**Goal:** Wherever a line holds the string "help", copy that line.

━━━━━━━━━━━━━━━━

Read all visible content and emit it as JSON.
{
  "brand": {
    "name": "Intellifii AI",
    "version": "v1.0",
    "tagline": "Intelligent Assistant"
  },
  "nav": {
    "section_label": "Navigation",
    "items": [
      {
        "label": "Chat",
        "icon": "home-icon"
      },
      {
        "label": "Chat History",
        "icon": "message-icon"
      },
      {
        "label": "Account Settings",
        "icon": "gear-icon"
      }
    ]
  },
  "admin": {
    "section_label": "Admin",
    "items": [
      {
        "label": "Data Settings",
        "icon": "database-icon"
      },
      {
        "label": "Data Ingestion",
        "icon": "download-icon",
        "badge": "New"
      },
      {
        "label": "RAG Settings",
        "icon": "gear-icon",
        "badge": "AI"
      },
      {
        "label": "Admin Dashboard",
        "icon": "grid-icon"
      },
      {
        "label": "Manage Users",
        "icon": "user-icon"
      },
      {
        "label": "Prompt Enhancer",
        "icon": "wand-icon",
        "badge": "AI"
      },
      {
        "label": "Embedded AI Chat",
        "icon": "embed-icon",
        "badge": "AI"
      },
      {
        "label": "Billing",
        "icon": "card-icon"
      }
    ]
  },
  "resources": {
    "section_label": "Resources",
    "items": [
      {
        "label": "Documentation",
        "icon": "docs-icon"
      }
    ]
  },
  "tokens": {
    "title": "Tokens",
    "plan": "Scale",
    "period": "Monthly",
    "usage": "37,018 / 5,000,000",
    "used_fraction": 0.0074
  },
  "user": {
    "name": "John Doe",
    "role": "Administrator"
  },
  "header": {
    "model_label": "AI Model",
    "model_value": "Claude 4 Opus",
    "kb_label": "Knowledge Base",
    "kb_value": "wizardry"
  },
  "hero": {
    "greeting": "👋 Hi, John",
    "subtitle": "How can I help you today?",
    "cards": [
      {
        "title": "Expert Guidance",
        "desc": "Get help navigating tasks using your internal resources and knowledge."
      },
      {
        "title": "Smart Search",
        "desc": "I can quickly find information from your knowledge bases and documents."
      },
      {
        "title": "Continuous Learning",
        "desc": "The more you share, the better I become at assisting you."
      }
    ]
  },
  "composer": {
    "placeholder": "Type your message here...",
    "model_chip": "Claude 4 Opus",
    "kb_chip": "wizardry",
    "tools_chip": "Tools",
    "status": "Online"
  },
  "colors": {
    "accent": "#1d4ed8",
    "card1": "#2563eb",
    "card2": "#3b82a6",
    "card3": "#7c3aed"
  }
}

━━━━━━━━━━━━━━━━

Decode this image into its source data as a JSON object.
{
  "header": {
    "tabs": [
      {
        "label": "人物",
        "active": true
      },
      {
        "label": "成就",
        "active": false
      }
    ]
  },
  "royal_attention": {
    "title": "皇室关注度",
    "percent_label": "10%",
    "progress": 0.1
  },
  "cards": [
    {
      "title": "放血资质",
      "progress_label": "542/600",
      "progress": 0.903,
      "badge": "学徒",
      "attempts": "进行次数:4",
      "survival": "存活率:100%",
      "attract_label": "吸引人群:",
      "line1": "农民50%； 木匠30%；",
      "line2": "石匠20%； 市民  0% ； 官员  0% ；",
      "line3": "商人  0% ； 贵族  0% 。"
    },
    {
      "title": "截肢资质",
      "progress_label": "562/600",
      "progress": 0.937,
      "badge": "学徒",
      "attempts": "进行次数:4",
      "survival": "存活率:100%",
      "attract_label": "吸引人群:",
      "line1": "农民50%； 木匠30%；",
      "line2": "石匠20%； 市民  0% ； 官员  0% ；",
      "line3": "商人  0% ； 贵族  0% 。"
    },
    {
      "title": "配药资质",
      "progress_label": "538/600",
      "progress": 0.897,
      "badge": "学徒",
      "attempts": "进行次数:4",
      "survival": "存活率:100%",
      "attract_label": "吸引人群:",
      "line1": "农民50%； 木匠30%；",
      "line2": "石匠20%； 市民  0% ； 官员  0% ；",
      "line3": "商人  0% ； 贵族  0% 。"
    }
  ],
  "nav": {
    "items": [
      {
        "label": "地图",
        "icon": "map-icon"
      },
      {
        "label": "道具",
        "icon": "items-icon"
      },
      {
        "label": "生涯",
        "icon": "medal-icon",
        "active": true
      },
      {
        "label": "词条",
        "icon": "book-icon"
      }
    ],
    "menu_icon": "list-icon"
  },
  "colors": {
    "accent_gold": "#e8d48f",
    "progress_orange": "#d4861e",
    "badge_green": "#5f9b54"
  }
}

━━━━━━━━━━━━━━━━

**Answer below:**
    "subtitle": "How can I help you today?",
        "desc": "Get help navigating tasks using your internal resources and knowledge."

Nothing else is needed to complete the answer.